[Start of Entries shown]

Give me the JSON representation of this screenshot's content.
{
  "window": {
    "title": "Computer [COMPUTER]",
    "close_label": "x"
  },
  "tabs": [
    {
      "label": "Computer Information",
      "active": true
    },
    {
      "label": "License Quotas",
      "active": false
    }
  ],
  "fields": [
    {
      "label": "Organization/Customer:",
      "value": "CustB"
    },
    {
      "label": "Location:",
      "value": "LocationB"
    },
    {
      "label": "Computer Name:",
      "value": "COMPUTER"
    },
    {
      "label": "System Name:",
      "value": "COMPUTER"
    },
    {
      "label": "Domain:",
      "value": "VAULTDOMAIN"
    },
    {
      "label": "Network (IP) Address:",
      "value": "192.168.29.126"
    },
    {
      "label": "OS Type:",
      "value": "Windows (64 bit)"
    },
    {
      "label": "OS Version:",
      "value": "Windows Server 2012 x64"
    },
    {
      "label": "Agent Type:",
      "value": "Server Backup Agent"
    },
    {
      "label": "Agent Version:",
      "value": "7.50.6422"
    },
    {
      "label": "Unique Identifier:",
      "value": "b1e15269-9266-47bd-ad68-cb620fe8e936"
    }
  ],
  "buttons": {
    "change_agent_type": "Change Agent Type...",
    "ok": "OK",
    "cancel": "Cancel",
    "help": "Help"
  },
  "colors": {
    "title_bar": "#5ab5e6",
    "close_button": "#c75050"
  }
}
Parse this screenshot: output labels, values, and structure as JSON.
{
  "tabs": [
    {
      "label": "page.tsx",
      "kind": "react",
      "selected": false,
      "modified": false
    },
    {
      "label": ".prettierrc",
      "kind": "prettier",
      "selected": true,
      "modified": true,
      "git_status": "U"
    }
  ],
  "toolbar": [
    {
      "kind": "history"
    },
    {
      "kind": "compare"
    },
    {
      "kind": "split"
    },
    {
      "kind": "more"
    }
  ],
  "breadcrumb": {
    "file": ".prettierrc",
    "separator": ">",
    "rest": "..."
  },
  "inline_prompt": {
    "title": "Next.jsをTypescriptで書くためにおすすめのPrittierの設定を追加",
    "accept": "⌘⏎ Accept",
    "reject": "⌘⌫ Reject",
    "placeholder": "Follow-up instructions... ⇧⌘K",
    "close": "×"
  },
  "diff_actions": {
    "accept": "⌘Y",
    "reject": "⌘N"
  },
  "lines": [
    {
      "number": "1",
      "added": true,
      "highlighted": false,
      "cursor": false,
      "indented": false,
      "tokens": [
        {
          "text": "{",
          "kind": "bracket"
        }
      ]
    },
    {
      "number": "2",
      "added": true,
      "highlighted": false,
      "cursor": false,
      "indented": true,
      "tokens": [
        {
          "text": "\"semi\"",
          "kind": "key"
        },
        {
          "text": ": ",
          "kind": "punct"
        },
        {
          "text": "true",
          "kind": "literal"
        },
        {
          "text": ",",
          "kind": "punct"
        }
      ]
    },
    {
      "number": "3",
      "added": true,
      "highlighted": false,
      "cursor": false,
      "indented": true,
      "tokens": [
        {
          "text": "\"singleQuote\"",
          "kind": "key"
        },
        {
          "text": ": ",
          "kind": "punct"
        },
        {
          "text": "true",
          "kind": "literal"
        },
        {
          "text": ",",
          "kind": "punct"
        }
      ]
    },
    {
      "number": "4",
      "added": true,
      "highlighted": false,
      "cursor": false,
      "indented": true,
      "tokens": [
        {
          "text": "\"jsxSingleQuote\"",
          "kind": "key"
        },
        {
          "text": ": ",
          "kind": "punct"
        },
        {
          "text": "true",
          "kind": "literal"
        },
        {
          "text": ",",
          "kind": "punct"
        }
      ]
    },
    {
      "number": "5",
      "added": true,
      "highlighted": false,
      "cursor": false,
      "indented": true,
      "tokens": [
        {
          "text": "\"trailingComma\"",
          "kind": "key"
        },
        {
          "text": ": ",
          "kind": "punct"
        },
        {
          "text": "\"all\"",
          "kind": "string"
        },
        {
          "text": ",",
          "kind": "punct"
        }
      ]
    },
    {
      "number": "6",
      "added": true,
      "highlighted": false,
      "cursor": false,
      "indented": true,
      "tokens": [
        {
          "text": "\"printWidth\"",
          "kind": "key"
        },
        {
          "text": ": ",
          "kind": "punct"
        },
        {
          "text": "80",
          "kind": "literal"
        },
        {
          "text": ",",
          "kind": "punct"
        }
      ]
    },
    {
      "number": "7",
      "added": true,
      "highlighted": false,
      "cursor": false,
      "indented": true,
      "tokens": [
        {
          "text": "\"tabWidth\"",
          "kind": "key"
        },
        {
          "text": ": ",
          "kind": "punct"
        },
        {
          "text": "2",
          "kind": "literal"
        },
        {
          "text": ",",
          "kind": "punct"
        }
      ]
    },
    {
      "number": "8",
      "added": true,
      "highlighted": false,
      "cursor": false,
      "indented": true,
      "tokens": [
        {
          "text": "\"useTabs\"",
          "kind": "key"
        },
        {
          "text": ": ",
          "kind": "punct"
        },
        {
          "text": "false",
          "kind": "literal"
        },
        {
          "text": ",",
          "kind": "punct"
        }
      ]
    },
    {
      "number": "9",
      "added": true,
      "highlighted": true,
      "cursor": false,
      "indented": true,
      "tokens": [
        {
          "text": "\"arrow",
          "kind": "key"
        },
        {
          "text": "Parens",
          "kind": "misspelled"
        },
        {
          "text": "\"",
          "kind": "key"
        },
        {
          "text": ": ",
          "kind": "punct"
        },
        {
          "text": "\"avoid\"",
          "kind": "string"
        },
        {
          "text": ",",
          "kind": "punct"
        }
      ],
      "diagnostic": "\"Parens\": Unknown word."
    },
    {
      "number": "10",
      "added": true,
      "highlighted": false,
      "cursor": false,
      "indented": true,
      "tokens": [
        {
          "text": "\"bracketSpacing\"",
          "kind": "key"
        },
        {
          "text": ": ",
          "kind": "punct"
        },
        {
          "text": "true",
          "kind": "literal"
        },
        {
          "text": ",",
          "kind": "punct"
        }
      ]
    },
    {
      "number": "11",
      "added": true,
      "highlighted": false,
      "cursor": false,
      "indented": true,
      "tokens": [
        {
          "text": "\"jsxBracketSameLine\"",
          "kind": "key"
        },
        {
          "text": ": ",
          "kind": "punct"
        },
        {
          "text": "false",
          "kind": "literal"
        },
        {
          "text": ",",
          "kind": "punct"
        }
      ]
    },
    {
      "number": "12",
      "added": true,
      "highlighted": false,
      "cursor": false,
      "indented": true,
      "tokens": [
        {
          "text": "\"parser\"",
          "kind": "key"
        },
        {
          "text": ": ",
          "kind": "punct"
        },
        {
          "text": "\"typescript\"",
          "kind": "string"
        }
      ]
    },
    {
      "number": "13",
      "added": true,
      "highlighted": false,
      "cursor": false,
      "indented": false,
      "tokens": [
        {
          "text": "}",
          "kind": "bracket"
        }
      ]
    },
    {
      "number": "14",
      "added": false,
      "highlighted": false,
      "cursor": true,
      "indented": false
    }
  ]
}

[End of Entries shown]

Every entry needs to be retyped exactly.

Give me the JSON representation of this screenshot's content.
{
  "window": {
    "title": "Computer [COMPUTER]",
    "close_label": "x"
  },
  "tabs": [
    {
      "label": "Computer Information",
      "active": true
    },
    {
      "label": "License Quotas",
      "active": false
    }
  ],
  "fields": [
    {
      "label": "Organization/Customer:",
      "value": "CustB"
    },
    {
      "label": "Location:",
      "value": "LocationB"
    },
    {
      "label": "Computer Name:",
      "value": "COMPUTER"
    },
    {
      "label": "System Name:",
      "value": "COMPUTER"
    },
    {
      "label": "Domain:",
      "value": "VAULTDOMAIN"
    },
    {
      "label": "Network (IP) Address:",
      "value": "192.168.29.126"
    },
    {
      "label": "OS Type:",
      "value": "Windows (64 bit)"
    },
    {
      "label": "OS Version:",
      "value": "Windows Server 2012 x64"
    },
    {
      "label": "Agent Type:",
      "value": "Server Backup Agent"
    },
    {
      "label": "Agent Version:",
      "value": "7.50.6422"
    },
    {
      "label": "Unique Identifier:",
      "value": "b1e15269-9266-47bd-ad68-cb620fe8e936"
    }
  ],
  "buttons": {
    "change_agent_type": "Change Agent Type...",
    "ok": "OK",
    "cancel": "Cancel",
    "help": "Help"
  },
  "colors": {
    "title_bar": "#5ab5e6",
    "close_button": "#c75050"
  }
}
Parse this screenshot: output labels, values, and structure as JSON.
{
  "tabs": [
    {
      "label": "page.tsx",
      "kind": "react",
      "selected": false,
      "modified": false
    },
    {
      "label": ".prettierrc",
      "kind": "prettier",
      "selected": true,
      "modified": true,
      "git_status": "U"
    }
  ],
  "toolbar": [
    {
      "kind": "history"
    },
    {
      "kind": "compare"
    },
    {
      "kind": "split"
    },
    {
      "kind": "more"
    }
  ],
  "breadcrumb": {
    "file": ".prettierrc",
    "separator": ">",
    "rest": "..."
  },
  "inline_prompt": {
    "title": "Next.jsをTypescriptで書くためにおすすめのPrittierの設定を追加",
    "accept": "⌘⏎ Accept",
    "reject": "⌘⌫ Reject",
    "placeholder": "Follow-up instructions... ⇧⌘K",
    "close": "×"
  },
  "diff_actions": {
    "accept": "⌘Y",
    "reject": "⌘N"
  },
  "lines": [
    {
      "number": "1",
      "added": true,
      "highlighted": false,
      "cursor": false,
      "indented": false,
      "tokens": [
        {
          "text": "{",
          "kind": "bracket"
        }
      ]
    },
    {
      "number": "2",
      "added": true,
      "highlighted": false,
      "cursor": false,
      "indented": true,
      "tokens": [
        {
          "text": "\"semi\"",
          "kind": "key"
        },
        {
          "text": ": ",
          "kind": "punct"
        },
        {
          "text": "true",
          "kind": "literal"
        },
        {
          "text": ",",
          "kind": "punct"
        }
      ]
    },
    {
      "number": "3",
      "added": true,
      "highlighted": false,
      "cursor": false,
      "indented": true,
      "tokens": [
        {
          "text": "\"singleQuote\"",
          "kind": "key"
        },
        {
          "text": ": ",
          "kind": "punct"
        },
        {
          "text": "true",
          "kind": "literal"
        },
        {
          "text": ",",
          "kind": "punct"
        }
      ]
    },
    {
      "number": "4",
      "added": true,
      "highlighted": false,
      "cursor": false,
      "indented": true,
      "tokens": [
        {
          "text": "\"jsxSingleQuote\"",
          "kind": "key"
        },
        {
          "text": ": ",
          "kind": "punct"
        },
        {
          "text": "true",
          "kind": "literal"
        },
        {
          "text": ",",
          "kind": "punct"
        }
      ]
    },
    {
      "number": "5",
      "added": true,
      "highlighted": false,
      "cursor": false,
      "indented": true,
      "tokens": [
        {
          "text": "\"trailingComma\"",
          "kind": "key"
        },
        {
          "text": ": ",
          "kind": "punct"
        },
        {
          "text": "\"all\"",
          "kind": "string"
        },
        {
          "text": ",",
          "kind": "punct"
        }
      ]
    },
    {
      "number": "6",
      "added": true,
      "highlighted": false,
      "cursor": false,
      "indented": true,
      "tokens": [
        {
          "text": "\"printWidth\"",
          "kind": "key"
        },
        {
          "text": ": ",
          "kind": "punct"
        },
        {
          "text": "80",
          "kind": "literal"
        },
        {
          "text": ",",
          "kind": "punct"
        }
      ]
    },
    {
      "number": "7",
      "added": true,
      "highlighted": false,
      "cursor": false,
      "indented": true,
      "tokens": [
        {
          "text": "\"tabWidth\"",
          "kind": "key"
        },
        {
          "text": ": ",
          "kind": "punct"
        },
        {
          "text": "2",
          "kind": "literal"
        },
        {
          "text": ",",
          "kind": "punct"
        }
      ]
    },
    {
      "number": "8",
      "added": true,
      "highlighted": false,
      "cursor": false,
      "indented": true,
      "tokens": [
        {
          "text": "\"useTabs\"",
          "kind": "key"
        },
        {
          "text": ": ",
          "kind": "punct"
        },
        {
          "text": "false",
          "kind": "literal"
        },
        {
          "text": ",",
          "kind": "punct"
        }
      ]
    },
    {
      "number": "9",
      "added": true,
      "highlighted": true,
      "cursor": false,
      "indented": true,
      "tokens": [
        {
          "text": "\"arrow",
          "kind": "key"
        },
        {
          "text": "Parens",
          "kind": "misspelled"
        },
        {
          "text": "\"",
          "kind": "key"
        },
        {
          "text": ": ",
          "kind": "punct"
        },
        {
          "text": "\"avoid\"",
          "kind": "string"
        },
        {
          "text": ",",
          "kind": "punct"
        }
      ],
      "diagnostic": "\"Parens\": Unknown word."
    },
    {
      "number": "10",
      "added": true,
      "highlighted": false,
      "cursor": false,
      "indented": true,
      "tokens": [
        {
          "text": "\"bracketSpacing\"",
          "kind": "key"
        },
        {
          "text": ": ",
          "kind": "punct"
        },
        {
          "text": "true",
          "kind": "literal"
        },
        {
          "text": ",",
          "kind": "punct"
        }
      ]
    },
    {
      "number": "11",
      "added": true,
      "highlighted": false,
      "cursor": false,
      "indented": true,
      "tokens": [
        {
          "text": "\"jsxBracketSameLine\"",
          "kind": "key"
        },
        {
          "text": ": ",
          "kind": "punct"
        },
        {
          "text": "false",
          "kind": "literal"
        },
        {
          "text": ",",
          "kind": "punct"
        }
      ]
    },
    {
      "number": "12",
      "added": true,
      "highlighted": false,
      "cursor": false,
      "indented": true,
      "tokens": [
        {
          "text": "\"parser\"",
          "kind": "key"
        },
        {
          "text": ": ",
          "kind": "punct"
        },
        {
          "text": "\"typescript\"",
          "kind": "string"
        }
      ]
    },
    {
      "number": "13",
      "added": true,
      "highlighted": false,
      "cursor": false,
      "indented": false,
      "tokens": [
        {
          "text": "}",
          "kind": "bracket"
        }
      ]
    },
    {
      "number": "14",
      "added": false,
      "highlighted": false,
      "cursor": true,
      "indented": false
    }
  ]
}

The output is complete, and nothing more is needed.